* [Problem]: What lines of the data include the string "RESERVED"? Copy them all.

* [Exercise input]:
^^^^

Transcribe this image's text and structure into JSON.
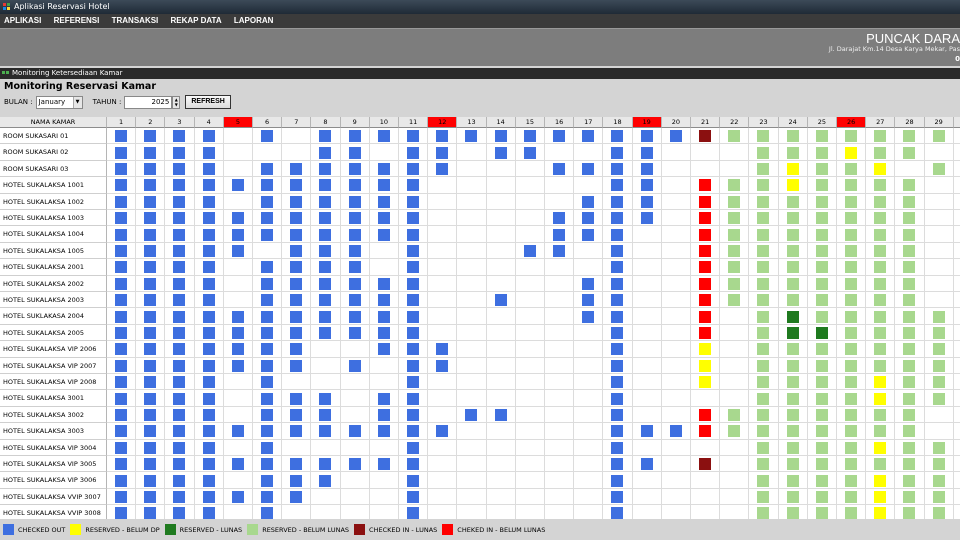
{
  "window": {
    "title": "Aplikasi Reservasi Hotel"
  },
  "menu": {
    "items": [
      "APLIKASI",
      "REFERENSI",
      "TRANSAKSI",
      "REKAP DATA",
      "LAPORAN"
    ]
  },
  "banner": {
    "hotel_name": "PUNCAK DARA",
    "address": "Jl. Darajat Km.14 Desa Karya Mekar, Pas",
    "address2": "0"
  },
  "inner_window": {
    "title": "Monitoring Ketersediaan Kamar"
  },
  "page": {
    "title": "Monitoring Reservasi Kamar",
    "bulan_label": "BULAN :",
    "bulan_value": "January",
    "tahun_label": "TAHUN :",
    "tahun_value": "2025",
    "refresh_label": "REFRESH"
  },
  "table": {
    "name_header": "NAMA KAMAR",
    "days": [
      "1",
      "2",
      "3",
      "4",
      "5",
      "6",
      "7",
      "8",
      "9",
      "10",
      "11",
      "12",
      "13",
      "14",
      "15",
      "16",
      "17",
      "18",
      "19",
      "20",
      "21",
      "22",
      "23",
      "24",
      "25",
      "26",
      "27",
      "28",
      "29",
      "3"
    ],
    "highlight_days": [
      "5",
      "12",
      "19",
      "26"
    ],
    "status_colors": {
      "B": "#3e6fe0",
      "Y": "#ffff00",
      "G": "#1f7a1f",
      "L": "#a8d88e",
      "D": "#8b1010",
      "R": "#ff0000"
    },
    "rooms": [
      {
        "name": "ROOM SUKASARI 01",
        "status": "BBBB.B.BBBBBBBBBBBBBDLLLLLLLL"
      },
      {
        "name": "ROOM SUKASARI 02",
        "status": "BBBB...BB.BB.BB..BB...LLLYLL."
      },
      {
        "name": "ROOM SUKASARI 03",
        "status": "BBBB.BBBBBBB...BBBB...LYLLY.L"
      },
      {
        "name": "HOTEL SUKALAKSA 1001",
        "status": "BBBBBBBBBBB......BB.RLLYLLLL."
      },
      {
        "name": "HOTEL SUKALAKSA 1002",
        "status": "BBBB.BBBBBB.....BBB.RLLLLLLL."
      },
      {
        "name": "HOTEL SUKALAKSA 1003",
        "status": "BBBBBBBBBBB....BBBB.RLLLLLLL."
      },
      {
        "name": "HOTEL SUKALAKSA 1004",
        "status": "BBBBBBBBBBB....BBB..RLLLLLLL."
      },
      {
        "name": "HOTEL SUKALAKSA 1005",
        "status": "BBBBB.BBB.B...BB.B..RLLLLLLL."
      },
      {
        "name": "HOTEL SUKALAKSA 2001",
        "status": "BBBB.BBBB.B......B..RLLLLLLL."
      },
      {
        "name": "HOTEL SUKALAKSA 2002",
        "status": "BBBB.BBBBBB.....BB..RLLLLLLL."
      },
      {
        "name": "HOTEL SUKALAKSA 2003",
        "status": "BBBB.BBBBBB..B..BB..RLLLLLLL."
      },
      {
        "name": "HOTEL SUKLAKASA 2004",
        "status": "BBBBBBBBBBB.....BB..R.LGLLLLL"
      },
      {
        "name": "HOTEL SUKALAKSA 2005",
        "status": "BBBBBBBBBBB......B..R.LGGLLLL"
      },
      {
        "name": "HOTEL SUKALAKSA VIP 2006",
        "status": "BBBBBBB..BBB.....B..Y.LLLLLLL"
      },
      {
        "name": "HOTEL SUKALAKSA VIP 2007",
        "status": "BBBBBBB.B.BB.....B..Y.LLLLLLL"
      },
      {
        "name": "HOTEL SUKALAKSA VIP 2008",
        "status": "BBBB.B....B......B..Y.LLLLYLL"
      },
      {
        "name": "HOTEL SUKALAKSA 3001",
        "status": "BBBB.BBB.BB......B....LLLLYLL"
      },
      {
        "name": "HOTEL SUKALAKSA 3002",
        "status": "BBBB.BBB.BB.BB...B..RLLLLLLL."
      },
      {
        "name": "HOTEL SUKALAKSA 3003",
        "status": "BBBBBBBBBBBB.....BBBRLLLLLLL."
      },
      {
        "name": "HOTEL SUKALAKSA VIP 3004",
        "status": "BBBB.B....B......B....LLLLYLL"
      },
      {
        "name": "HOTEL SUKALAKSA VIP 3005",
        "status": "BBBBBBBBBBB......BB.D.LLLLLLL"
      },
      {
        "name": "HOTEL SUKALAKSA VIP 3006",
        "status": "BBBB.BBB..B......B....LLLLYLL"
      },
      {
        "name": "HOTEL SUKALAKSA VVIP 3007",
        "status": "BBBBBBB...B......B....LLLLYLL"
      },
      {
        "name": "HOTEL SUKALAKSA VVIP 3008",
        "status": "BBBB.B....B......B....LLLLYLL"
      }
    ]
  },
  "legend": [
    {
      "label": "CHECKED OUT",
      "color": "#3e6fe0"
    },
    {
      "label": "RESERVED - BELUM DP",
      "color": "#ffff00"
    },
    {
      "label": "RESERVED - LUNAS",
      "color": "#1f7a1f"
    },
    {
      "label": "RESERVED - BELUM LUNAS",
      "color": "#a8d88e"
    },
    {
      "label": "CHECKED IN - LUNAS",
      "color": "#8b1010"
    },
    {
      "label": "CHEKED IN - BELUM LUNAS",
      "color": "#ff0000"
    }
  ]
}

^^^^

* [Response]:
      "label": "RESERVED - BELUM DP",
      "label": "RESERVED - LUNAS",
      "label": "RESERVED - BELUM LUNAS",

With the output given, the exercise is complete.